(Data entries)

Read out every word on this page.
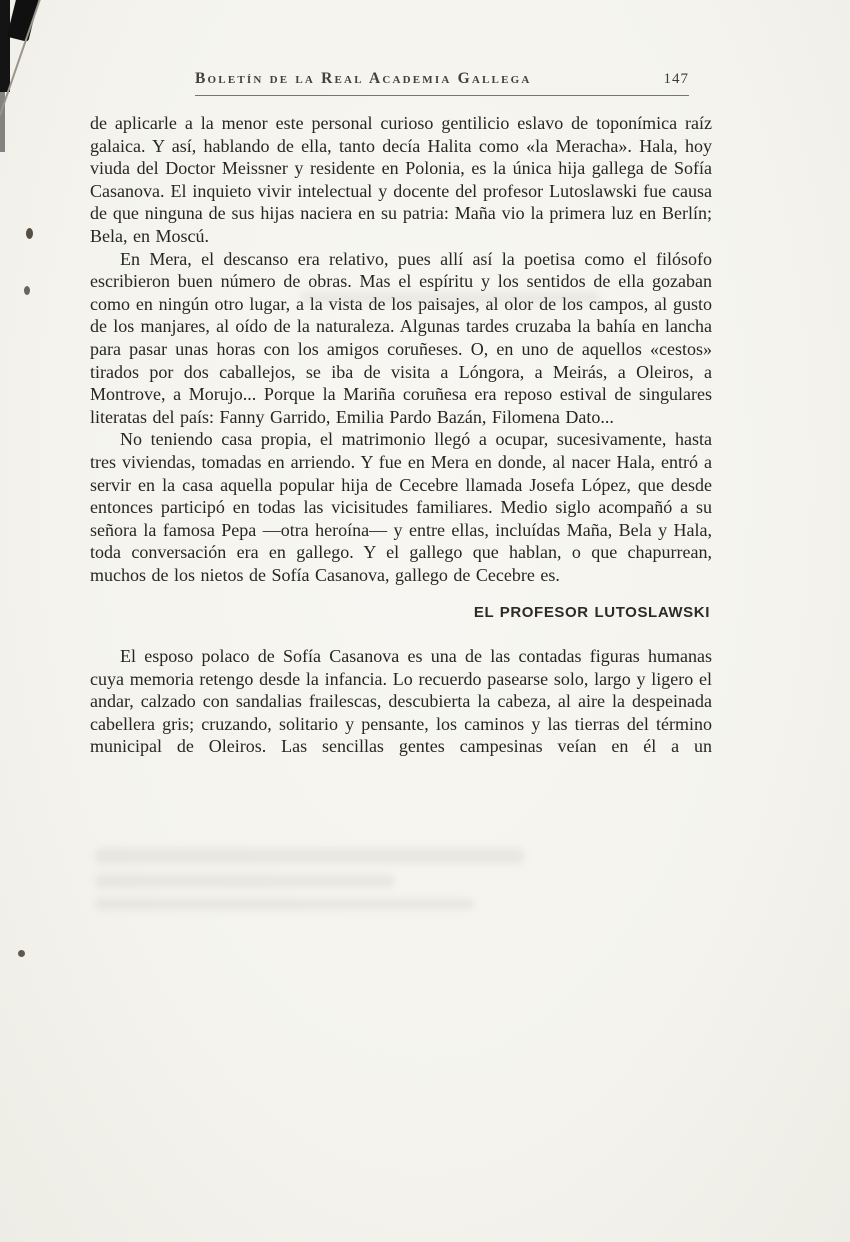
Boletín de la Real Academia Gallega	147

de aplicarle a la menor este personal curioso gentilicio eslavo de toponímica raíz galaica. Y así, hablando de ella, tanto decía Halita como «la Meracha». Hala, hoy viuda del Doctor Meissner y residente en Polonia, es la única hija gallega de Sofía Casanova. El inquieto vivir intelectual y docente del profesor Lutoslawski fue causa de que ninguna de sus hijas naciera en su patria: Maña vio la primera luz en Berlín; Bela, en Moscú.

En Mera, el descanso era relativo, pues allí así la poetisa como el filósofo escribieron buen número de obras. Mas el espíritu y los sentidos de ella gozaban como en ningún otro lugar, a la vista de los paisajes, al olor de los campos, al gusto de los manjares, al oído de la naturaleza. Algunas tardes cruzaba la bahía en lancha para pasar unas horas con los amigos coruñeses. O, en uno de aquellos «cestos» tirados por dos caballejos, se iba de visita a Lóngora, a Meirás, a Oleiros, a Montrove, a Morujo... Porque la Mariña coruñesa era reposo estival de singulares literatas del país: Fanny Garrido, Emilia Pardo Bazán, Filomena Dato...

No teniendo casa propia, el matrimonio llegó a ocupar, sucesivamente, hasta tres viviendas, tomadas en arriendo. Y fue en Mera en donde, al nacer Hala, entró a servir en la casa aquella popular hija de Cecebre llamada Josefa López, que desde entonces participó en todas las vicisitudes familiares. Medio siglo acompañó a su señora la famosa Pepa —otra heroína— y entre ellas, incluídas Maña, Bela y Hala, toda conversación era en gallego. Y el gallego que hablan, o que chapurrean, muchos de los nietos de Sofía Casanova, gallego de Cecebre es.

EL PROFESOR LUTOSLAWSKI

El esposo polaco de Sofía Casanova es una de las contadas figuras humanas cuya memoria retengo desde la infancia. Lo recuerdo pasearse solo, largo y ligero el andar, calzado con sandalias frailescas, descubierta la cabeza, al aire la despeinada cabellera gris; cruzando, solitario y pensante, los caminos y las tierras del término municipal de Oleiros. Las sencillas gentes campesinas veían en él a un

_TASK STATEMENT_. All of the material above should be reproduced exactly, except the pictures.

_RESULT OF THE TASK_.
Read out every word on this page.
Boletín de la Real Academia Gallega	147

de aplicarle a la menor este personal curioso gentilicio eslavo de toponímica raíz galaica. Y así, hablando de ella, tanto decía Halita como «la Meracha». Hala, hoy viuda del Doctor Meissner y residente en Polonia, es la única hija gallega de Sofía Casanova. El inquieto vivir intelectual y docente del profesor Lutoslawski fue causa de que ninguna de sus hijas naciera en su patria: Maña vio la primera luz en Berlín; Bela, en Moscú.

En Mera, el descanso era relativo, pues allí así la poetisa como el filósofo escribieron buen número de obras. Mas el espíritu y los sentidos de ella gozaban como en ningún otro lugar, a la vista de los paisajes, al olor de los campos, al gusto de los manjares, al oído de la naturaleza. Algunas tardes cruzaba la bahía en lancha para pasar unas horas con los amigos coruñeses. O, en uno de aquellos «cestos» tirados por dos caballejos, se iba de visita a Lóngora, a Meirás, a Oleiros, a Montrove, a Morujo... Porque la Mariña coruñesa era reposo estival de singulares literatas del país: Fanny Garrido, Emilia Pardo Bazán, Filomena Dato...

No teniendo casa propia, el matrimonio llegó a ocupar, sucesivamente, hasta tres viviendas, tomadas en arriendo. Y fue en Mera en donde, al nacer Hala, entró a servir en la casa aquella popular hija de Cecebre llamada Josefa López, que desde entonces participó en todas las vicisitudes familiares. Medio siglo acompañó a su señora la famosa Pepa —otra heroína— y entre ellas, incluídas Maña, Bela y Hala, toda conversación era en gallego. Y el gallego que hablan, o que chapurrean, muchos de los nietos de Sofía Casanova, gallego de Cecebre es.

EL PROFESOR LUTOSLAWSKI

El esposo polaco de Sofía Casanova es una de las contadas figuras humanas cuya memoria retengo desde la infancia. Lo recuerdo pasearse solo, largo y ligero el andar, calzado con sandalias frailescas, descubierta la cabeza, al aire la despeinada cabellera gris; cruzando, solitario y pensante, los caminos y las tierras del término municipal de Oleiros. Las sencillas gentes campesinas veían en él a un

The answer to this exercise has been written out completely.